------ Data excerpts ------

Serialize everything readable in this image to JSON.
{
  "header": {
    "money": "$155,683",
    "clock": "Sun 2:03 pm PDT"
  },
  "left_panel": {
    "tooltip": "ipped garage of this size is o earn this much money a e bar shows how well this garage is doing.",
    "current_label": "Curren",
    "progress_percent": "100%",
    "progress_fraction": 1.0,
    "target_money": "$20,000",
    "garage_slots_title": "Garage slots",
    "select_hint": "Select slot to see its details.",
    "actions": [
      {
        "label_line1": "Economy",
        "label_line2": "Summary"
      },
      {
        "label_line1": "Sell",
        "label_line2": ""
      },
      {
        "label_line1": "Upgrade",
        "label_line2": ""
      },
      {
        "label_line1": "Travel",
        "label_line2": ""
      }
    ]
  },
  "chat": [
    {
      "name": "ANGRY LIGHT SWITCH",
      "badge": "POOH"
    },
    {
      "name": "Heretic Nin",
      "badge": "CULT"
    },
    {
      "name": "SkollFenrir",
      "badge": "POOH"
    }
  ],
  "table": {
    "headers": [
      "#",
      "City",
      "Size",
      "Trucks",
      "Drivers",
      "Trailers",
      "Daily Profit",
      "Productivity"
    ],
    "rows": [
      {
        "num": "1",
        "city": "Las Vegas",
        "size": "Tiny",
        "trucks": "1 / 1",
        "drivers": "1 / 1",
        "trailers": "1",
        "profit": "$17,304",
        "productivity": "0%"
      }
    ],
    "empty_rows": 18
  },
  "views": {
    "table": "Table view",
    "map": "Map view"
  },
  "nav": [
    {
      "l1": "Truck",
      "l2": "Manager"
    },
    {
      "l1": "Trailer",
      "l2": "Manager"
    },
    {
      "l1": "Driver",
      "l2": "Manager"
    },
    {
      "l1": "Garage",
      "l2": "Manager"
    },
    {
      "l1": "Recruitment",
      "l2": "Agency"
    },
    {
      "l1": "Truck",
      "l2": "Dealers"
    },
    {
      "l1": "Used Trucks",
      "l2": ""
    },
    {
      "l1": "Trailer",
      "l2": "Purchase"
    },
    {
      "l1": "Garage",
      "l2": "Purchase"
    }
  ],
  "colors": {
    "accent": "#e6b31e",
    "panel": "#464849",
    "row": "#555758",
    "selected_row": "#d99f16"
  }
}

------

Tell how many lines in the material above include the word "name", giving the number only.

Task output: 3